**YOUR OBJECTIVE:** Copy all lines below containing "title".

**SUPPLIED ENTRIES:**
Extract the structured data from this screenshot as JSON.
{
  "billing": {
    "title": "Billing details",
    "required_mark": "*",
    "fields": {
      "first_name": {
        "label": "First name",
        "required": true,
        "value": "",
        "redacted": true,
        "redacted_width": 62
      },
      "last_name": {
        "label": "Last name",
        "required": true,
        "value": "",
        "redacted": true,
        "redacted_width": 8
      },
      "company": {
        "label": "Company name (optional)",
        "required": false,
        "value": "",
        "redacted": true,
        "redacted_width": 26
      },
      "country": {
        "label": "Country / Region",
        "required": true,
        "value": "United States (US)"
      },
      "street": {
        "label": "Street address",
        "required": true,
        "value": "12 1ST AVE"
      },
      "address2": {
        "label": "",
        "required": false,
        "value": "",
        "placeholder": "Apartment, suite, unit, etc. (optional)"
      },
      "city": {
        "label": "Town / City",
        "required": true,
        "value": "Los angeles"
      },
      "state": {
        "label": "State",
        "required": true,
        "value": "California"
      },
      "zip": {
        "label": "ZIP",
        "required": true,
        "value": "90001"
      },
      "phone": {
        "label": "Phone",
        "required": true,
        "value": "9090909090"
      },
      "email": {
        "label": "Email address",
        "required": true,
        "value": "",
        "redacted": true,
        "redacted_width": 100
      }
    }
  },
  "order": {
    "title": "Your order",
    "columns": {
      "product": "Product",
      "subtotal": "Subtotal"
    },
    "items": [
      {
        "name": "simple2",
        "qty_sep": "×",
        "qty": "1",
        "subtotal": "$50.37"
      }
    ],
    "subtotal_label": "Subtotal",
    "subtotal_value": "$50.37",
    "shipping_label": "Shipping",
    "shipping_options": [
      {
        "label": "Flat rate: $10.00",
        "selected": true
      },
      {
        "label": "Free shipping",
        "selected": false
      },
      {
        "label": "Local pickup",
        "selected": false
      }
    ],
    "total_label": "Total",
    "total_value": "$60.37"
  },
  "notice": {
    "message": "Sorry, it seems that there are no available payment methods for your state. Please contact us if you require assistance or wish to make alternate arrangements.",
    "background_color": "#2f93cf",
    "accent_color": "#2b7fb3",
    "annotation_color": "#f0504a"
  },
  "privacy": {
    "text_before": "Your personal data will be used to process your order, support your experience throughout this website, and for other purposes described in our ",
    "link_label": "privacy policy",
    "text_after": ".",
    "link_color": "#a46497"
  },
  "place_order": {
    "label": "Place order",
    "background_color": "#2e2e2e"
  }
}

**OUTPUT OF THE TASK:**
    "title": "Billing details",
    "title": "Your order",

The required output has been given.